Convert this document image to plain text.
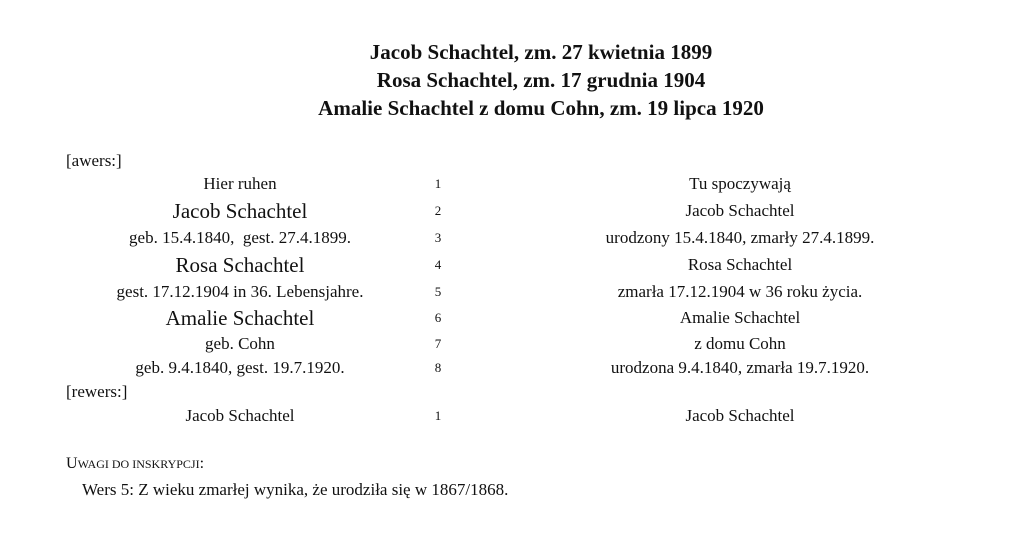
Jacob Schachtel, zm. 27 kwietnia 1899
Rosa Schachtel, zm. 17 grudnia 1904
Amalie Schachtel z domu Cohn, zm. 19 lipca 1920
[awers:]
Hier ruhen	1	Tu spoczywają
Jacob Schachtel	2	Jacob Schachtel
geb. 15.4.1840,  gest. 27.4.1899.	3	urodzony 15.4.1840, zmarły 27.4.1899.
Rosa Schachtel	4	Rosa Schachtel
gest. 17.12.1904 in 36. Lebensjahre.	5	zmarła 17.12.1904 w 36 roku życia.
Amalie Schachtel	6	Amalie Schachtel
geb. Cohn	7	z domu Cohn
geb. 9.4.1840, gest. 19.7.1920.	8	urodzona 9.4.1840, zmarła 19.7.1920.
[rewers:]
Jacob Schachtel	1	Jacob Schachtel
UWAGI DO INSKRYPCJI:
Wers 5: Z wieku zmarłej wynika, że urodziła się w 1867/1868.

---

The problem ▸
Without including any pictures, output all the entries above exactly.

Result of this task ▸
Convert this document image to plain text.
Jacob Schachtel, zm. 27 kwietnia 1899
Rosa Schachtel, zm. 17 grudnia 1904
Amalie Schachtel z domu Cohn, zm. 19 lipca 1920
[awers:]
Hier ruhen	1	Tu spoczywają
Jacob Schachtel	2	Jacob Schachtel
geb. 15.4.1840,  gest. 27.4.1899.	3	urodzony 15.4.1840, zmarły 27.4.1899.
Rosa Schachtel	4	Rosa Schachtel
gest. 17.12.1904 in 36. Lebensjahre.	5	zmarła 17.12.1904 w 36 roku życia.
Amalie Schachtel	6	Amalie Schachtel
geb. Cohn	7	z domu Cohn
geb. 9.4.1840, gest. 19.7.1920.	8	urodzona 9.4.1840, zmarła 19.7.1920.
[rewers:]
Jacob Schachtel	1	Jacob Schachtel
UWAGI DO INSKRYPCJI:
Wers 5: Z wieku zmarłej wynika, że urodziła się w 1867/1868.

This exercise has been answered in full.